▶ **AIM OF THE TASK**
Write out each line that follows exactly as it stands, without the pictures.
+ + + +
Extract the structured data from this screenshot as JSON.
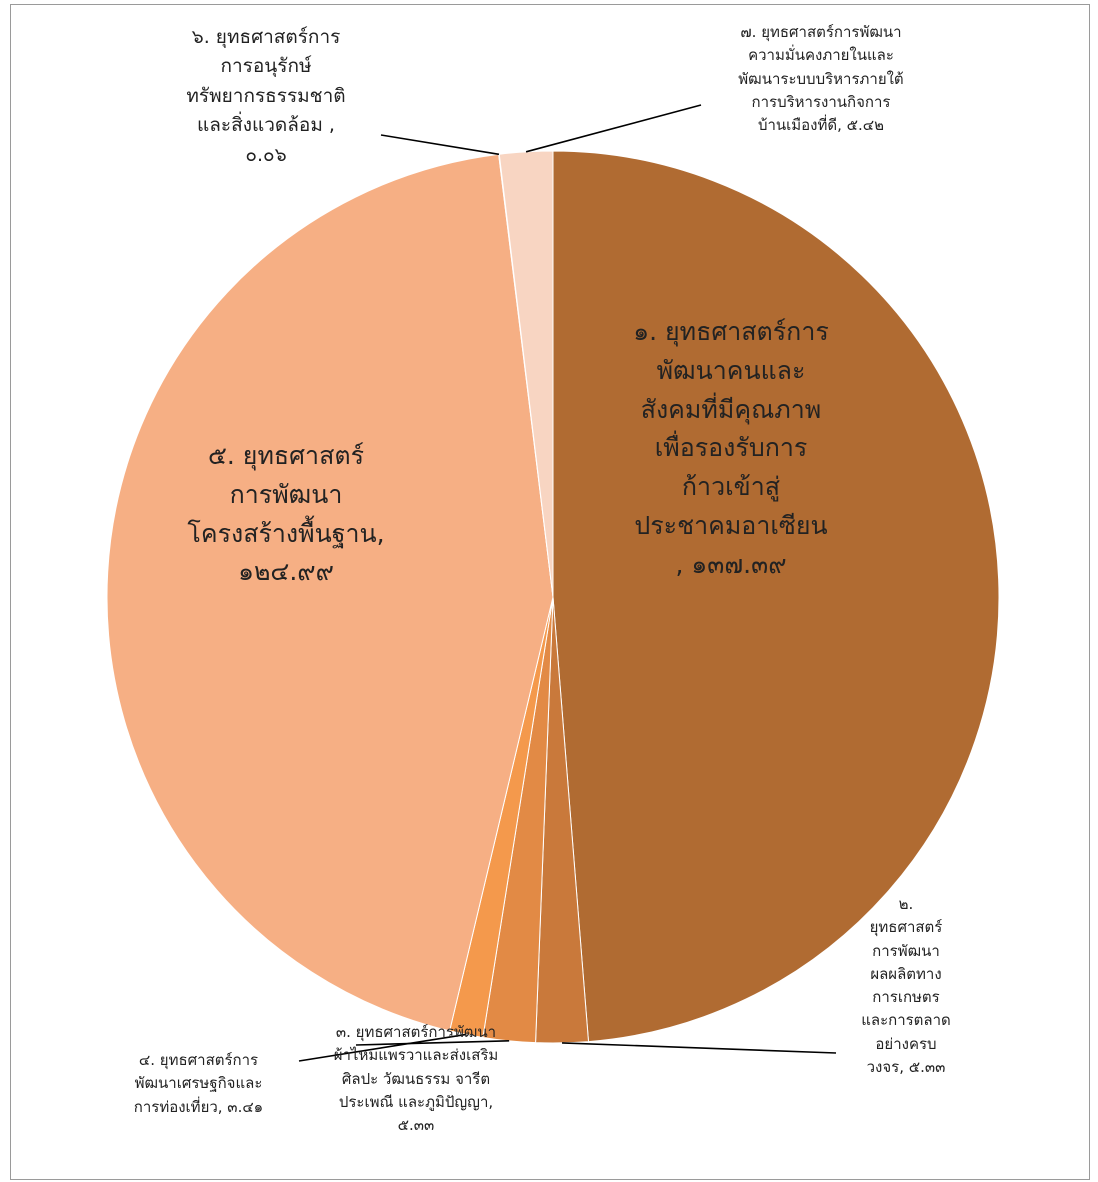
{
  "chart_data": {
    "type": "pie",
    "title": "",
    "slices": [
      {
        "label": "๑. ยุทธศาสตร์การพัฒนาคนและสังคมที่มีคุณภาพเพื่อรองรับการก้าวเข้าสู่ประชาคมอาเซียน",
        "value_text": "๑๓๗.๓๙",
        "value": 137.39,
        "color": "#B06B32"
      },
      {
        "label": "๒. ยุทธศาสตร์การพัฒนาผลผลิตทางการเกษตรและการตลาดอย่างครบวงจร",
        "value_text": "๕.๓๓",
        "value": 5.33,
        "color": "#C9793B"
      },
      {
        "label": "๓. ยุทธศาสตร์การพัฒนาผ้าไหมแพรวาและส่งเสริมศิลปะ วัฒนธรรม จารีตประเพณี และภูมิปัญญา",
        "value_text": "๕.๓๓",
        "value": 5.33,
        "color": "#E28A45"
      },
      {
        "label": "๔. ยุทธศาสตร์การพัฒนาเศรษฐกิจและการท่องเที่ยว",
        "value_text": "๓.๔๑",
        "value": 3.41,
        "color": "#F4994C"
      },
      {
        "label": "๕. ยุทธศาสตร์การพัฒนาโครงสร้างพื้นฐาน",
        "value_text": "๑๒๔.๙๙",
        "value": 124.99,
        "color": "#F6AF84"
      },
      {
        "label": "๖. ยุทธศาสตร์การการอนุรักษ์ทรัพยากรธรรมชาติและสิ่งแวดล้อม",
        "value_text": "๐.๐๖",
        "value": 0.06,
        "color": "#F6C6A4"
      },
      {
        "label": "๗. ยุทธศาสตร์การพัฒนาความมั่นคงภายในและพัฒนาระบบบริหารภายใต้การบริหารงานกิจการบ้านเมืองที่ดี",
        "value_text": "๕.๔๒",
        "value": 5.42,
        "color": "#F8D5C2"
      }
    ]
  },
  "labels": {
    "s1": "๑. ยุทธศาสตร์การ\nพัฒนาคนและ\nสังคมที่มีคุณภาพ\nเพื่อรองรับการ\nก้าวเข้าสู่\nประชาคมอาเซียน\n, ๑๓๗.๓๙",
    "s2": "๒.\nยุทธศาสตร์\nการพัฒนา\nผลผลิตทาง\nการเกษตร\nและการตลาด\nอย่างครบ\nวงจร, ๕.๓๓",
    "s3": "๓. ยุทธศาสตร์การพัฒนา\nผ้าไหมแพรวาและส่งเสริม\nศิลปะ วัฒนธรรม จารีต\nประเพณี และภูมิปัญญา,\n๕.๓๓",
    "s4": "๔. ยุทธศาสตร์การ\nพัฒนาเศรษฐกิจและ\nการท่องเที่ยว, ๓.๔๑",
    "s5": "๕. ยุทธศาสตร์\nการพัฒนา\nโครงสร้างพื้นฐาน,\n๑๒๔.๙๙",
    "s6": "๖. ยุทธศาสตร์การ\nการอนุรักษ์\nทรัพยากรธรรมชาติ\nและสิ่งแวดล้อม ,\n๐.๐๖",
    "s7": "๗. ยุทธศาสตร์การพัฒนา\nความมั่นคงภายในและ\nพัฒนาระบบบริหารภายใต้\nการบริหารงานกิจการ\nบ้านเมืองที่ดี, ๕.๔๒"
  }
}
+ + + +
▶ **ANSWER FOR THE TASK**
Extract the structured data from this screenshot as JSON.
{
  "chart_data": {
    "type": "pie",
    "title": "",
    "slices": [
      {
        "label": "๑. ยุทธศาสตร์การพัฒนาคนและสังคมที่มีคุณภาพเพื่อรองรับการก้าวเข้าสู่ประชาคมอาเซียน",
        "value_text": "๑๓๗.๓๙",
        "value": 137.39,
        "color": "#B06B32"
      },
      {
        "label": "๒. ยุทธศาสตร์การพัฒนาผลผลิตทางการเกษตรและการตลาดอย่างครบวงจร",
        "value_text": "๕.๓๓",
        "value": 5.33,
        "color": "#C9793B"
      },
      {
        "label": "๓. ยุทธศาสตร์การพัฒนาผ้าไหมแพรวาและส่งเสริมศิลปะ วัฒนธรรม จารีตประเพณี และภูมิปัญญา",
        "value_text": "๕.๓๓",
        "value": 5.33,
        "color": "#E28A45"
      },
      {
        "label": "๔. ยุทธศาสตร์การพัฒนาเศรษฐกิจและการท่องเที่ยว",
        "value_text": "๓.๔๑",
        "value": 3.41,
        "color": "#F4994C"
      },
      {
        "label": "๕. ยุทธศาสตร์การพัฒนาโครงสร้างพื้นฐาน",
        "value_text": "๑๒๔.๙๙",
        "value": 124.99,
        "color": "#F6AF84"
      },
      {
        "label": "๖. ยุทธศาสตร์การการอนุรักษ์ทรัพยากรธรรมชาติและสิ่งแวดล้อม",
        "value_text": "๐.๐๖",
        "value": 0.06,
        "color": "#F6C6A4"
      },
      {
        "label": "๗. ยุทธศาสตร์การพัฒนาความมั่นคงภายในและพัฒนาระบบบริหารภายใต้การบริหารงานกิจการบ้านเมืองที่ดี",
        "value_text": "๕.๔๒",
        "value": 5.42,
        "color": "#F8D5C2"
      }
    ]
  },
  "labels": {
    "s1": "๑. ยุทธศาสตร์การ\nพัฒนาคนและ\nสังคมที่มีคุณภาพ\nเพื่อรองรับการ\nก้าวเข้าสู่\nประชาคมอาเซียน\n, ๑๓๗.๓๙",
    "s2": "๒.\nยุทธศาสตร์\nการพัฒนา\nผลผลิตทาง\nการเกษตร\nและการตลาด\nอย่างครบ\nวงจร, ๕.๓๓",
    "s3": "๓. ยุทธศาสตร์การพัฒนา\nผ้าไหมแพรวาและส่งเสริม\nศิลปะ วัฒนธรรม จารีต\nประเพณี และภูมิปัญญา,\n๕.๓๓",
    "s4": "๔. ยุทธศาสตร์การ\nพัฒนาเศรษฐกิจและ\nการท่องเที่ยว, ๓.๔๑",
    "s5": "๕. ยุทธศาสตร์\nการพัฒนา\nโครงสร้างพื้นฐาน,\n๑๒๔.๙๙",
    "s6": "๖. ยุทธศาสตร์การ\nการอนุรักษ์\nทรัพยากรธรรมชาติ\nและสิ่งแวดล้อม ,\n๐.๐๖",
    "s7": "๗. ยุทธศาสตร์การพัฒนา\nความมั่นคงภายในและ\nพัฒนาระบบบริหารภายใต้\nการบริหารงานกิจการ\nบ้านเมืองที่ดี, ๕.๔๒"
  }
}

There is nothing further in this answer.